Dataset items
▼

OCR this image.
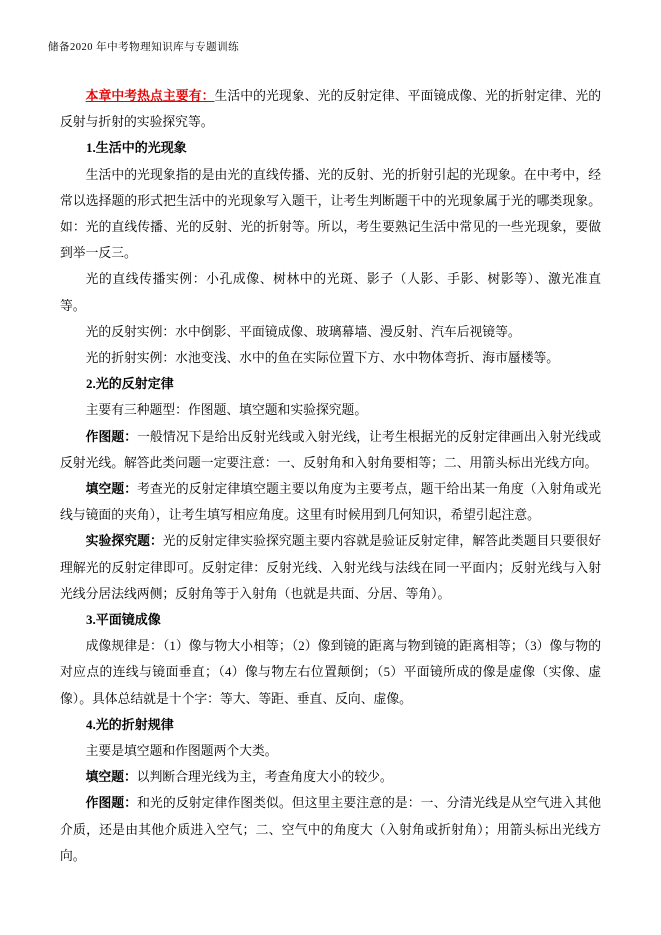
储备2020 年中考物理知识库与专题训练

本章中考热点主要有：生活中的光现象、光的反射定律、平面镜成像、光的折射定律、光的反射与折射的实验探究等。

1.生活中的光现象

生活中的光现象指的是由光的直线传播、光的反射、光的折射引起的光现象。在中考中，经常以选择题的形式把生活中的光现象写入题干，让考生判断题干中的光现象属于光的哪类现象。如：光的直线传播、光的反射、光的折射等。所以，考生要熟记生活中常见的一些光现象，要做到举一反三。

光的直线传播实例：小孔成像、树林中的光斑、影子（人影、手影、树影等）、激光准直等。

光的反射实例：水中倒影、平面镜成像、玻璃幕墙、漫反射、汽车后视镜等。

光的折射实例：水池变浅、水中的鱼在实际位置下方、水中物体弯折、海市蜃楼等。

2.光的反射定律

主要有三种题型：作图题、填空题和实验探究题。

作图题：一般情况下是给出反射光线或入射光线，让考生根据光的反射定律画出入射光线或反射光线。解答此类问题一定要注意：一、反射角和入射角要相等；二、用箭头标出光线方向。

填空题：考查光的反射定律填空题主要以角度为主要考点，题干给出某一角度（入射角或光线与镜面的夹角），让考生填写相应角度。这里有时候用到几何知识，希望引起注意。

实验探究题：光的反射定律实验探究题主要内容就是验证反射定律，解答此类题目只要很好理解光的反射定律即可。反射定律：反射光线、入射光线与法线在同一平面内；反射光线与入射光线分居法线两侧；反射角等于入射角（也就是共面、分居、等角）。

3.平面镜成像

成像规律是：（1）像与物大小相等；（2）像到镜的距离与物到镜的距离相等；（3）像与物的对应点的连线与镜面垂直；（4）像与物左右位置颠倒；（5）平面镜所成的像是虚像（实像、虚像）。具体总结就是十个字：等大、等距、垂直、反向、虚像。

4.光的折射规律

主要是填空题和作图题两个大类。

填空题：以判断合理光线为主，考查角度大小的较少。

作图题：和光的反射定律作图类似。但这里主要注意的是：一、分清光线是从空气进入其他介质，还是由其他介质进入空气；二、空气中的角度大（入射角或折射角）；用箭头标出光线方向。
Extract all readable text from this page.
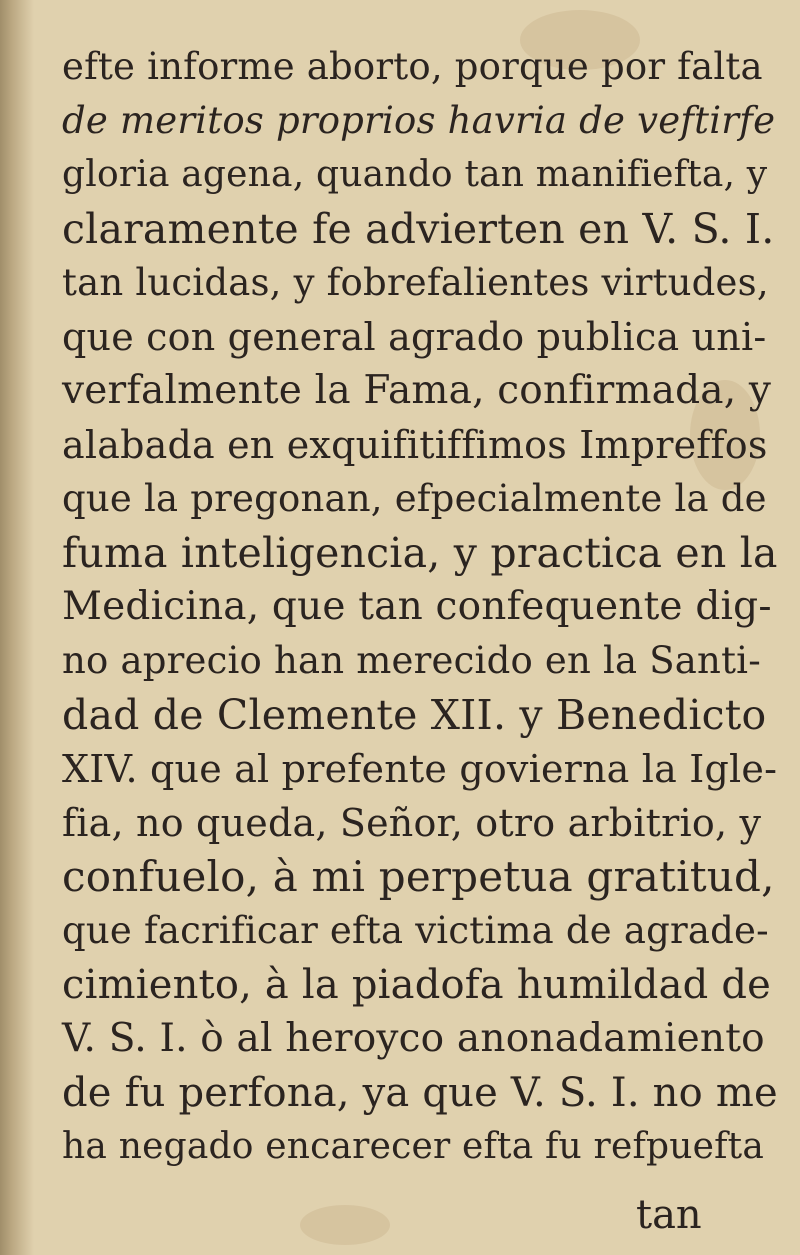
efte informe aborto, porque por falta
de meritos proprios havria de veftirfe
gloria agena, quando tan manifiefta, y
claramente fe advierten en V. S. I.
tan lucidas, y fobrefalientes virtudes,
que con general agrado publica uni-
verfalmente la Fama, confirmada, y
alabada en exquifitiffimos Impreffos
que la pregonan, efpecialmente la de
fuma inteligencia, y practica en la
Medicina, que tan confequente dig-
no aprecio han merecido en la Santi-
dad de Clemente XII. y Benedicto
XIV. que al prefente govierna la Igle-
fia, no queda, Señor, otro arbitrio, y
confuelo, à mi perpetua gratitud,
que facrificar efta victima de agrade-
cimiento, à la piadofa humildad de
V. S. I. ò al heroyco anonadamiento
de fu perfona, ya que V. S. I. no me
ha negado encarecer efta fu refpuefta
tan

▲

→ WHAT TO PRODUCE:
Copy each line of the listing in which the word "用箭头标出光线方向" can be found.

→ RESPONSE:
作图题：一般情况下是给出反射光线或入射光线，让考生根据光的反射定律画出入射光线或反射光线。解答此类问题一定要注意：一、反射角和入射角要相等；二、用箭头标出光线方向。
作图题：和光的反射定律作图类似。但这里主要注意的是：一、分清光线是从空气进入其他介质，还是由其他介质进入空气；二、空气中的角度大（入射角或折射角）；用箭头标出光线方向。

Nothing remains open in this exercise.